▶ **Exercise prompt**
Answer with one number: the count of lines in this material that hold the word "информации".

▶ **Material supplied**
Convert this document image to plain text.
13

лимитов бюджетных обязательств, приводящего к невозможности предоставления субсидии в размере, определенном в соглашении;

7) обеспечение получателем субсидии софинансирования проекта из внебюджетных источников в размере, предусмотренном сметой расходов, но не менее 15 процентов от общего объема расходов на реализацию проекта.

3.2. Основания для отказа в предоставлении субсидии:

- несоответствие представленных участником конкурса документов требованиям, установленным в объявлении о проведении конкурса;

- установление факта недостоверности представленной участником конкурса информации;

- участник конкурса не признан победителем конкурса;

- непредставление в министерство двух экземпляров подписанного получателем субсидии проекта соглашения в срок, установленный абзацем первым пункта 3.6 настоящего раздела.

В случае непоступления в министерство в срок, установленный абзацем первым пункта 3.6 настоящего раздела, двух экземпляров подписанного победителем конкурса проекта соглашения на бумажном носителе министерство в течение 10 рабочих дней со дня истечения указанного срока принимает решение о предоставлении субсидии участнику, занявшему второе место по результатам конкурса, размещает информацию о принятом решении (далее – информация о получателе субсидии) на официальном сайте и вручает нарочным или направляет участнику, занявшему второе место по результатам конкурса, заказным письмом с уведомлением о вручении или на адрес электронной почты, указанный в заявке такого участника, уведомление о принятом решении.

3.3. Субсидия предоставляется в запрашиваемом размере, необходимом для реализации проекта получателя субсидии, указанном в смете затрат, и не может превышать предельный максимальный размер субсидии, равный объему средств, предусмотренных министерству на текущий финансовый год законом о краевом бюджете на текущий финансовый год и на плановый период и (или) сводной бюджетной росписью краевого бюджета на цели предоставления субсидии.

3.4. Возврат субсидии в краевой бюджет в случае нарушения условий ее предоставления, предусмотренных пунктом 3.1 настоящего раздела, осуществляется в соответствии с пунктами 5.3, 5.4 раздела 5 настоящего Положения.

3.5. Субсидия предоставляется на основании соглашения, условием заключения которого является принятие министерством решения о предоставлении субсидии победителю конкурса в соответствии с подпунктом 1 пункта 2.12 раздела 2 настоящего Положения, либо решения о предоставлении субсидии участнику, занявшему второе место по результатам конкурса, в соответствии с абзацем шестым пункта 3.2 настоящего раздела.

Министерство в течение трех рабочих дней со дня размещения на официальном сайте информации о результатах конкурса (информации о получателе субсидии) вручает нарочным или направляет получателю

▶ **Answer to the exercise**
2